═════ RECORDS FOR PROCESSING ═════
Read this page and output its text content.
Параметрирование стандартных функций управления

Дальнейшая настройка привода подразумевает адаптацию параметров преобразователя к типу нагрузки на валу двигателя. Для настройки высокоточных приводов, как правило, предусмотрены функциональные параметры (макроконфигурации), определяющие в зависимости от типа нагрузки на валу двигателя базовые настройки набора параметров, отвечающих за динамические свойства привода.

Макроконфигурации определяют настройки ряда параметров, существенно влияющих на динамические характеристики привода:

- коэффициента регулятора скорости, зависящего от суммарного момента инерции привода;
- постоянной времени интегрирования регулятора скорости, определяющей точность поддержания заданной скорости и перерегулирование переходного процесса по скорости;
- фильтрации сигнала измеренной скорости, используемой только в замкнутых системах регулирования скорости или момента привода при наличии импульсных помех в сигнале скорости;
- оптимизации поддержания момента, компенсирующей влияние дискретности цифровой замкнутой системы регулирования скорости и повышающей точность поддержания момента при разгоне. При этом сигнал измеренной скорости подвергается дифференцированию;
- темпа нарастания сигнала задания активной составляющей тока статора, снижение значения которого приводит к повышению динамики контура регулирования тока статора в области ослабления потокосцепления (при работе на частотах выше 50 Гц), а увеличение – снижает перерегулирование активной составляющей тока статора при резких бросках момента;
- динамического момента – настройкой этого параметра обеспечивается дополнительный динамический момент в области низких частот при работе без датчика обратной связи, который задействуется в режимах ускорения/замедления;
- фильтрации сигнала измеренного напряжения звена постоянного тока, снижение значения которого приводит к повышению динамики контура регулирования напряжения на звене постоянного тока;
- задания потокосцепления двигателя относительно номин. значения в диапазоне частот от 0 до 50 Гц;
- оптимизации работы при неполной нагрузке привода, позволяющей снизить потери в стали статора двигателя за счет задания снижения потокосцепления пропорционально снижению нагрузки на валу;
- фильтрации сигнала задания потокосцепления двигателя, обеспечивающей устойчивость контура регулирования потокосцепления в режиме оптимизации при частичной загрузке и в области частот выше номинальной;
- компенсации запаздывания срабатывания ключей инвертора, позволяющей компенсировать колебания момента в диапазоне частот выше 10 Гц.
═════
Please reproduce all of the entries exactly as they stand.

Read this page and output its text content.
Параметрирование стандартных функций управления

Дальнейшая настройка привода подразумевает адаптацию параметров преобразователя к типу нагрузки на валу двигателя. Для настройки высокоточных приводов, как правило, предусмотрены функциональные параметры (макроконфигурации), определяющие в зависимости от типа нагрузки на валу двигателя базовые настройки набора параметров, отвечающих за динамические свойства привода.

Макроконфигурации определяют настройки ряда параметров, существенно влияющих на динамические характеристики привода:

- коэффициента регулятора скорости, зависящего от суммарного момента инерции привода;
- постоянной времени интегрирования регулятора скорости, определяющей точность поддержания заданной скорости и перерегулирование переходного процесса по скорости;
- фильтрации сигнала измеренной скорости, используемой только в замкнутых системах регулирования скорости или момента привода при наличии импульсных помех в сигнале скорости;
- оптимизации поддержания момента, компенсирующей влияние дискретности цифровой замкнутой системы регулирования скорости и повышающей точность поддержания момента при разгоне. При этом сигнал измеренной скорости подвергается дифференцированию;
- темпа нарастания сигнала задания активной составляющей тока статора, снижение значения которого приводит к повышению динамики контура регулирования тока статора в области ослабления потокосцепления (при работе на частотах выше 50 Гц), а увеличение – снижает перерегулирование активной составляющей тока статора при резких бросках момента;
- динамического момента – настройкой этого параметра обеспечивается дополнительный динамический момент в области низких частот при работе без датчика обратной связи, который задействуется в режимах ускорения/замедления;
- фильтрации сигнала измеренного напряжения звена постоянного тока, снижение значения которого приводит к повышению динамики контура регулирования напряжения на звене постоянного тока;
- задания потокосцепления двигателя относительно номин. значения в диапазоне частот от 0 до 50 Гц;
- оптимизации работы при неполной нагрузке привода, позволяющей снизить потери в стали статора двигателя за счет задания снижения потокосцепления пропорционально снижению нагрузки на валу;
- фильтрации сигнала задания потокосцепления двигателя, обеспечивающей устойчивость контура регулирования потокосцепления в режиме оптимизации при частичной загрузке и в области частот выше номинальной;
- компенсации запаздывания срабатывания ключей инвертора, позволяющей компенсировать колебания момента в диапазоне частот выше 10 Гц.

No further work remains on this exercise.